Records from a data collection
----

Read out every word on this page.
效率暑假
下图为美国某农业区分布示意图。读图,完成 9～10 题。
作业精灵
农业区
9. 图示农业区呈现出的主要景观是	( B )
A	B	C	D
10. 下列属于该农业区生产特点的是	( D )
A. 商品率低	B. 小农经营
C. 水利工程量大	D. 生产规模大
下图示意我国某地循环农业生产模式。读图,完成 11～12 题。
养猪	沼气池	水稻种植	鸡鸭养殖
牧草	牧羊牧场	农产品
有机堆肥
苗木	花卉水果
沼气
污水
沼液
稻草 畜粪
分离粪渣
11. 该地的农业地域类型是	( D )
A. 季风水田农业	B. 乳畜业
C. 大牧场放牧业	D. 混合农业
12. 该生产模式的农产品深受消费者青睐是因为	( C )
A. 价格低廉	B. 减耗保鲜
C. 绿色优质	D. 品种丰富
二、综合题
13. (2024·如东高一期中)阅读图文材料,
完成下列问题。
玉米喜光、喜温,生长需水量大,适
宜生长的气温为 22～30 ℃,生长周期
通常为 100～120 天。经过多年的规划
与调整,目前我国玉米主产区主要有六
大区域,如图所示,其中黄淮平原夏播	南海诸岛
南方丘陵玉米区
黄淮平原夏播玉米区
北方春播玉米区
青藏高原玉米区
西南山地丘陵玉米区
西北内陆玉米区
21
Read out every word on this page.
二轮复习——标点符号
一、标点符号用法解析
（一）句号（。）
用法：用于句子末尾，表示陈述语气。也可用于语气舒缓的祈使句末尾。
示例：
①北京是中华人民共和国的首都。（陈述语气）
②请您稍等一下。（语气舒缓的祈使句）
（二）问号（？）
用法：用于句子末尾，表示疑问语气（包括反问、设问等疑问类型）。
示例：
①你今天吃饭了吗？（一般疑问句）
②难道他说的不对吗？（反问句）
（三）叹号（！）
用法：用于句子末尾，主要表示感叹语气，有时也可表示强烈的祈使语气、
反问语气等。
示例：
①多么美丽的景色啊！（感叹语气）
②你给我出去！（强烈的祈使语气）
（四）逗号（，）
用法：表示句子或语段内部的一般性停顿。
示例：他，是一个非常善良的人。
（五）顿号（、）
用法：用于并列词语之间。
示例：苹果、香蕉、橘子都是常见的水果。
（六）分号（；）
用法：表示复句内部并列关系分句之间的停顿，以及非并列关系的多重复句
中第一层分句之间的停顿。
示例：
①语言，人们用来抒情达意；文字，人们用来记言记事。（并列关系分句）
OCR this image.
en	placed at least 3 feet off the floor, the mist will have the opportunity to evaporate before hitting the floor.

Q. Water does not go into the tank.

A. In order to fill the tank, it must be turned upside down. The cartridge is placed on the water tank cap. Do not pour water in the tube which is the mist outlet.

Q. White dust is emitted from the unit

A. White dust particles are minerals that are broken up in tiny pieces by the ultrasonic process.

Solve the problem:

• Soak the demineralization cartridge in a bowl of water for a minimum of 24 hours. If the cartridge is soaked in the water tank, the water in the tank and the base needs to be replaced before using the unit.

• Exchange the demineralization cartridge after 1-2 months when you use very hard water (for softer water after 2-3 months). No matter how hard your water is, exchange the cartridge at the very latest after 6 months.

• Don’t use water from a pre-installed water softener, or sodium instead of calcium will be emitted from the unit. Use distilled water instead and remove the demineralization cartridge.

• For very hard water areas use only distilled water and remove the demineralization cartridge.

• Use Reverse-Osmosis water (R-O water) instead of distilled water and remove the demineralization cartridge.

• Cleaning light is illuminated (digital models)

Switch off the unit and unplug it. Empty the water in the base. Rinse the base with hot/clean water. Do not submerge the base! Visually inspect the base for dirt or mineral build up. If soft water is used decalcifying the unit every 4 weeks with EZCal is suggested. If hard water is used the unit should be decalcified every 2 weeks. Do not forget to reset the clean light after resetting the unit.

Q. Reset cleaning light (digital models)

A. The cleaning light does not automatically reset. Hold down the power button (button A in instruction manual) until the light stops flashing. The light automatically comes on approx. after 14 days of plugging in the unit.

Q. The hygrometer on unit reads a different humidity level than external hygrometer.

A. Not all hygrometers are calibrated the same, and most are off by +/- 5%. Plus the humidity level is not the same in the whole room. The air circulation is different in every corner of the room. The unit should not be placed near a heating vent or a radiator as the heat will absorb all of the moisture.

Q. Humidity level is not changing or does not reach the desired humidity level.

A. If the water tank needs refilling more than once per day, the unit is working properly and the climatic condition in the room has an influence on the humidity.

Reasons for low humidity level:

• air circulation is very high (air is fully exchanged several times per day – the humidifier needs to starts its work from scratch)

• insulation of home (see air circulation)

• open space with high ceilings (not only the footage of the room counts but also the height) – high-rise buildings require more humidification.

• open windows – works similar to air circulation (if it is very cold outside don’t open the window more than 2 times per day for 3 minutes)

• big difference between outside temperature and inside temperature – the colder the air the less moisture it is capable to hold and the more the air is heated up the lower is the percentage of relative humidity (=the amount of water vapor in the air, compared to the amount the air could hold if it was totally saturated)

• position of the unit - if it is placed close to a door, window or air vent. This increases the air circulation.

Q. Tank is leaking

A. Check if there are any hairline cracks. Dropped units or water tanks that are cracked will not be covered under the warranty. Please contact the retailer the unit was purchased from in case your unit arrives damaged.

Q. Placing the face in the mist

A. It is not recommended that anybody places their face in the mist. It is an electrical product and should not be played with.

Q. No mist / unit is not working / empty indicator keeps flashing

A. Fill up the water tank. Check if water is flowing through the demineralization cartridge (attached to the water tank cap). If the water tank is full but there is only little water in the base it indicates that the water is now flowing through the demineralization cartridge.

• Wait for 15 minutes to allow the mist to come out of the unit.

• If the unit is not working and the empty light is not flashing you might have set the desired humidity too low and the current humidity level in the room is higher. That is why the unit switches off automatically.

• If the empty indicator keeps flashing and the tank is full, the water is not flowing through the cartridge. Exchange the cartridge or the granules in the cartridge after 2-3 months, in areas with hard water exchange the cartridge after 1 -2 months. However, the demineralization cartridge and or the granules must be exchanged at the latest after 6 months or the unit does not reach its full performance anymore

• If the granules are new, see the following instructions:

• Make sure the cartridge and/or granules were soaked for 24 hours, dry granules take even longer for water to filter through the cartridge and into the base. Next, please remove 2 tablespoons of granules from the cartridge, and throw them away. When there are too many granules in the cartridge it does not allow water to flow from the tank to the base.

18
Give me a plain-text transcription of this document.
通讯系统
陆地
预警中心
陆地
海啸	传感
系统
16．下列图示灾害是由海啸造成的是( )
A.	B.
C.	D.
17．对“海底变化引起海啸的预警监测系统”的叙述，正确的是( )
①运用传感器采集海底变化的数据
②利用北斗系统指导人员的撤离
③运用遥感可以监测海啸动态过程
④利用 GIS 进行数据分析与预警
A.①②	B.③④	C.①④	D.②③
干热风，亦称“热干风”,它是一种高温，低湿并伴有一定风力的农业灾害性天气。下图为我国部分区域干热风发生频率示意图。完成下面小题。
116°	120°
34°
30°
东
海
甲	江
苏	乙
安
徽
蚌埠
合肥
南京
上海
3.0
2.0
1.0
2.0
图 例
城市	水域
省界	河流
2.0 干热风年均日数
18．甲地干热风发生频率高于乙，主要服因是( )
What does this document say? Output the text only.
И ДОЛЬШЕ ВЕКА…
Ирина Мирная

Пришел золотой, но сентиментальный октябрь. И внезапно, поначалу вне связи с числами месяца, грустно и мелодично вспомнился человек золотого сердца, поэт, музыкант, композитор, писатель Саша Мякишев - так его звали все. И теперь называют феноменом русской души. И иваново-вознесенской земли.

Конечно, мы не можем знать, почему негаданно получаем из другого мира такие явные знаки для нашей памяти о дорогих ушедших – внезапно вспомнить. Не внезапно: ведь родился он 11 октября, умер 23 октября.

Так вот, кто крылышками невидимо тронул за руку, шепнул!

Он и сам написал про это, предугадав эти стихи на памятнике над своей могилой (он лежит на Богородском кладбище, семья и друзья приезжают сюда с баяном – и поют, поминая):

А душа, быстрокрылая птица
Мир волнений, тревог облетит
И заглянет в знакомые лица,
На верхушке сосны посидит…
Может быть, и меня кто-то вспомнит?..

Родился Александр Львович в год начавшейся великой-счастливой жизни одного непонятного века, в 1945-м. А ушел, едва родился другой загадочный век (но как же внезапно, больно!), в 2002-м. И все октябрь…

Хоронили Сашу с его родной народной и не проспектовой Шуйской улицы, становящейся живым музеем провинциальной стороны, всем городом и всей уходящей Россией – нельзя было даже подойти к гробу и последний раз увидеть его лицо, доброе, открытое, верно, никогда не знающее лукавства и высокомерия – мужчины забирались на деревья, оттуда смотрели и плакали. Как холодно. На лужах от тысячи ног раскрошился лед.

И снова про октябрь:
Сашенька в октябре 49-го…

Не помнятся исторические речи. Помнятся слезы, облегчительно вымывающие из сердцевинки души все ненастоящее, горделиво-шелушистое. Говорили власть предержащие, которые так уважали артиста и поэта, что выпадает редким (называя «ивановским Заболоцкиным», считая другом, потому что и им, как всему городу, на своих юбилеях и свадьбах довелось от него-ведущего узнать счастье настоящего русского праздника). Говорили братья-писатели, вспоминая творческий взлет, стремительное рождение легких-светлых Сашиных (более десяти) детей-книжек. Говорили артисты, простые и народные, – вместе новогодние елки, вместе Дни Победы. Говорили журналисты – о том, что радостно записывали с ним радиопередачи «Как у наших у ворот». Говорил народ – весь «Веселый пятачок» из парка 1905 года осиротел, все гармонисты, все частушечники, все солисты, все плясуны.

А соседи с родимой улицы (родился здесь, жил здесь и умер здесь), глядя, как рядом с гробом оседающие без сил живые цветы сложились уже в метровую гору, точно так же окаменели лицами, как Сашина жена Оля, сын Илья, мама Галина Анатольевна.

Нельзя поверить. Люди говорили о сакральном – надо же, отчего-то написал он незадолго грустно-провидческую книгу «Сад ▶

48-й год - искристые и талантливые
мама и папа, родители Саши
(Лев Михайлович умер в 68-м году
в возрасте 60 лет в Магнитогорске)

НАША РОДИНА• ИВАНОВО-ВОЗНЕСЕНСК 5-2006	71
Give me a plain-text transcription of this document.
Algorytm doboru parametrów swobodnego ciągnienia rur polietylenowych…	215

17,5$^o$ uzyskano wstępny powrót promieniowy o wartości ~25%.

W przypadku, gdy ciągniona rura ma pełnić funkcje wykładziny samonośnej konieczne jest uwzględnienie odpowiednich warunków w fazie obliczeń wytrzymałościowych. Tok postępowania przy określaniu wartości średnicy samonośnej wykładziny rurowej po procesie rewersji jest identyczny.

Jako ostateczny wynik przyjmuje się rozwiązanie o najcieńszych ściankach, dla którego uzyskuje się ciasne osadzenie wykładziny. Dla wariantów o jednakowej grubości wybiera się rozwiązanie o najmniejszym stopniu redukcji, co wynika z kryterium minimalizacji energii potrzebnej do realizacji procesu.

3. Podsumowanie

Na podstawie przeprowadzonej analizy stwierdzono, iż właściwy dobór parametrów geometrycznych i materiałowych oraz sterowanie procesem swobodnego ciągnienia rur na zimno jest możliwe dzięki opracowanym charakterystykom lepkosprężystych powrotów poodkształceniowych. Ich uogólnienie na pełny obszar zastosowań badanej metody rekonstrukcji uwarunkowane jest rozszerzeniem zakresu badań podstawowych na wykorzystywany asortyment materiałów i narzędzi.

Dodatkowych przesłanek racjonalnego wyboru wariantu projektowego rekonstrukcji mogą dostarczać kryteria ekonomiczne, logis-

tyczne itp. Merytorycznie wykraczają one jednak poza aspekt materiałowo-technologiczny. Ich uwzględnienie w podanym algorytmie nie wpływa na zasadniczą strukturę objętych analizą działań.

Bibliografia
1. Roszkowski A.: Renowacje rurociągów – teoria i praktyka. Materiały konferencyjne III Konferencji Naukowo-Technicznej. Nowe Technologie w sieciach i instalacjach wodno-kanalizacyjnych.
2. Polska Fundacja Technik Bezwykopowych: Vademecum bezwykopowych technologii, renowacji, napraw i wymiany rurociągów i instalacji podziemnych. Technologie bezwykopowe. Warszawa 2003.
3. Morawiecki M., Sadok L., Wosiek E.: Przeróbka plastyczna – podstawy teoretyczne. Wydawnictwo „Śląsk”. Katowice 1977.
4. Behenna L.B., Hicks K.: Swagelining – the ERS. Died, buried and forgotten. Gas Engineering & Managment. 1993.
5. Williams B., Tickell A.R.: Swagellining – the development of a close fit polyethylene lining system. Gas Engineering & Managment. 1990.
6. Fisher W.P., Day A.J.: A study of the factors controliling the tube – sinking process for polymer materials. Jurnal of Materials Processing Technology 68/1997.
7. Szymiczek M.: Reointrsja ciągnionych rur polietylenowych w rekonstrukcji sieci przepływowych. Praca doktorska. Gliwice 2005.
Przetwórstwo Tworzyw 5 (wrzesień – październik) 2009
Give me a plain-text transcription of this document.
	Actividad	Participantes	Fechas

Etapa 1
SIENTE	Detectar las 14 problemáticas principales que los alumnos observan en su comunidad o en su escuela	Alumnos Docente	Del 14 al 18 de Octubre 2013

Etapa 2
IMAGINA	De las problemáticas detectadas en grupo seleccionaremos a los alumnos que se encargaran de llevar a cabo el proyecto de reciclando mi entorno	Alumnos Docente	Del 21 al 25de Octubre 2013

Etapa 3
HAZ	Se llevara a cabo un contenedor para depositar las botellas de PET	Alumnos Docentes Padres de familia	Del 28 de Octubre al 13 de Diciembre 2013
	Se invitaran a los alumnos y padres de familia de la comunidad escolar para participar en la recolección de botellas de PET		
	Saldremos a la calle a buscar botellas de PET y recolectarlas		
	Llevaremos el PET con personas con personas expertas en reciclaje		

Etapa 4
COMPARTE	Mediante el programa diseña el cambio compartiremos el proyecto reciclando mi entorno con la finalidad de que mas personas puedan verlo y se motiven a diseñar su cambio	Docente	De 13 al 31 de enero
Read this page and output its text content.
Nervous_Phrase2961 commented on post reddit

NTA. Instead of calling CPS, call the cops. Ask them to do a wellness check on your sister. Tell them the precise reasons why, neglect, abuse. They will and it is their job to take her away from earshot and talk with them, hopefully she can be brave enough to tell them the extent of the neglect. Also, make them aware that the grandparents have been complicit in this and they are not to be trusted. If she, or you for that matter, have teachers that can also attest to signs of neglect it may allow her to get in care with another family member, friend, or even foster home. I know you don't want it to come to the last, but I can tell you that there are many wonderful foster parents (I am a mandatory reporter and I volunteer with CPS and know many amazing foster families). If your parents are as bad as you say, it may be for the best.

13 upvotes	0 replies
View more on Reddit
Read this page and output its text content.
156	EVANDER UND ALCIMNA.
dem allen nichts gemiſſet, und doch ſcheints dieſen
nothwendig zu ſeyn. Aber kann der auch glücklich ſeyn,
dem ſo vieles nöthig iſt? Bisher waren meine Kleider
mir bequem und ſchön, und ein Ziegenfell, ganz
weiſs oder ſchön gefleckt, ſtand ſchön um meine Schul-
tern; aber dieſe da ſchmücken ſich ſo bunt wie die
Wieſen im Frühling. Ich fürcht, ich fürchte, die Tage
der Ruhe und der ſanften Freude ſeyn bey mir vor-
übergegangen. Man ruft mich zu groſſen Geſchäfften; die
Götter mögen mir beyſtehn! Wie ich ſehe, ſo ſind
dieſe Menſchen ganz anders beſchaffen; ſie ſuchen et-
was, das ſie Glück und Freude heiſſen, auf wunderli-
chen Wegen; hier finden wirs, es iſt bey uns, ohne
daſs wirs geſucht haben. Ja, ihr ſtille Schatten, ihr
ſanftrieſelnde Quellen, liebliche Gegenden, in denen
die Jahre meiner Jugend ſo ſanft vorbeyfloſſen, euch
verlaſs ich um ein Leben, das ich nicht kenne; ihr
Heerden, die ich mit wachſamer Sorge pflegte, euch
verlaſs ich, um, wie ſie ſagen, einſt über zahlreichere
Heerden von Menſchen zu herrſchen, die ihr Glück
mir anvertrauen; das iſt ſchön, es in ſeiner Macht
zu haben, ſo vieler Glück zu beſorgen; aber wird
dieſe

----

Copy each line of the listing that includes "uwzględnienie".

_Full response_:
W przypadku, gdy ciągniona rura ma pełnić funkcje wykładziny samonośnej konieczne jest uwzględnienie odpowiednich warunków w fazie obliczeń wytrzymałościowych. Tok postępowania przy określaniu wartości średnicy samonośnej wykładziny rurowej po procesie rewersji jest identyczny.
tyczne itp. Merytorycznie wykraczają one jednak poza aspekt materiałowo-technologiczny. Ich uwzględnienie w podanym algorytmie nie wpływa na zasadniczą strukturę objętych analizą działań.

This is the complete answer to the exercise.